▶ **WHAT THIS EXERCISE ASKS**:
**1)** In the article on tax inversion deals, who is named as WalletHub's CEO?
**2)** Continue the article on tax inversion deals from where it stops.

▶ **EXERCISE PASSAGE**:
● ● ● ● ●

Are eBay Inc (EBAY), Apple Inc. (AAPL), and General Motors Company (GM) the Next Face of a Tax Inversion Deal?

Since eBay Inc (NASDAQ:EBAY), Apple Inc. (NASDAQ:AAPL) and General Motors Company (NYSE:GM) pay a huge percentage of their income to Uncle Sam, 75.3%, 61% and 161.5% respectively, are they also looking to land themselves another one of those tax inversion deals? Forbes‘ Maggie Grafth reported on a study by the personal finance website, WalletHub, which tackled the tax mystery of S&P 100 companies in the context of their annual financial results for 2013.


Odysseas Papadimitriou, who is WalletHub’s CEO, was faced with the question that are these companies also looking for a tax inversion deal in light of their high tax rates at home? He was quoted by Forbes as saying, “There has been so much focus on this type of deal that I’m not sure it’s smart for any company to try a tax inversion deal at this point, because I think it’s only a matter of time before the federal government finds a way to get back that lost revenue.”

● ● ● ● ●

▶ **EXTRACTED DATA**:
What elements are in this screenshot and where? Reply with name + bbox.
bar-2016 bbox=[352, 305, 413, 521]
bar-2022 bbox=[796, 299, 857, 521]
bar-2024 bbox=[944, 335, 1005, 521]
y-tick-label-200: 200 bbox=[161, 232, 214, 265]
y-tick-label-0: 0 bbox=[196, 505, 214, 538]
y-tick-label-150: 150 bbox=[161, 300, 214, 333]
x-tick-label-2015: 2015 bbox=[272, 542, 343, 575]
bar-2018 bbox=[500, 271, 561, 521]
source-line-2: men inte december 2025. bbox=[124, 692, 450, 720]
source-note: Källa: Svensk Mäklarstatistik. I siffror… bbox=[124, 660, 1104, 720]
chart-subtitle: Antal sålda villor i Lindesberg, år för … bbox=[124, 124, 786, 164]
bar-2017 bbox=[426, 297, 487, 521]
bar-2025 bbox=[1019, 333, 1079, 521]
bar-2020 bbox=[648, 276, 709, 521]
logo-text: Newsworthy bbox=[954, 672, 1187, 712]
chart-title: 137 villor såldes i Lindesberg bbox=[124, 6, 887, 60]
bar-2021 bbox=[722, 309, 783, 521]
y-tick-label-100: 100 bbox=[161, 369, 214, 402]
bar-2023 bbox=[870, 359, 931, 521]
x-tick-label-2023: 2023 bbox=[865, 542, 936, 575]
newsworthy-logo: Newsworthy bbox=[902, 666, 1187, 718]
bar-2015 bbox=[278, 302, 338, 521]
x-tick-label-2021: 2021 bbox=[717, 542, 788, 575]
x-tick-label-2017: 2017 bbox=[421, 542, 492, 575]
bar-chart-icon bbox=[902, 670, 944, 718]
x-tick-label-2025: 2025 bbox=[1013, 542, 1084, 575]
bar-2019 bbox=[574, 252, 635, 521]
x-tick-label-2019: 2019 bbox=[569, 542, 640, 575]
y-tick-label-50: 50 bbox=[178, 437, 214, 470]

● ● ● ● ●

▶ **RESPONSES TO THE TASKS**:
**1)** Odysseas Papadimitriou

**2)**
Papadimitriou also explained why some of the companies in the study have a tax rate of more than 100% such as General Motors Company (NYSE:GM) and some a negative rate as well. He said that it is the result of special onetime charges that some of these companies like General Motors Company (NYSE:GM) had in their annual reports.

Another, interesting analysis of the study revolved around tech companies like Apple Inc. (NASDAQ:AAPL) and eBay Inc (NASDAQ:EBAY). The disparity in taxes that Apple Inc. (NASDAQ:AAPL) and eBay Inc (NASDAQ:EBAY) paid at home and abroad was alarming. eBay Inc (NASDAQ:EBAY) paid an overseas tax rate of 5.7% which is only a fraction of the 75.3% that it pays at home. Similarly the overseas number for Apple Inc. (NASDAQ:AAPL) stood at 3.7%.

General Motors Company (NYSE:GM) and eBay Inc (NASDAQ:EBAY) were also the top two companies on the high tax list that WalletHub drew.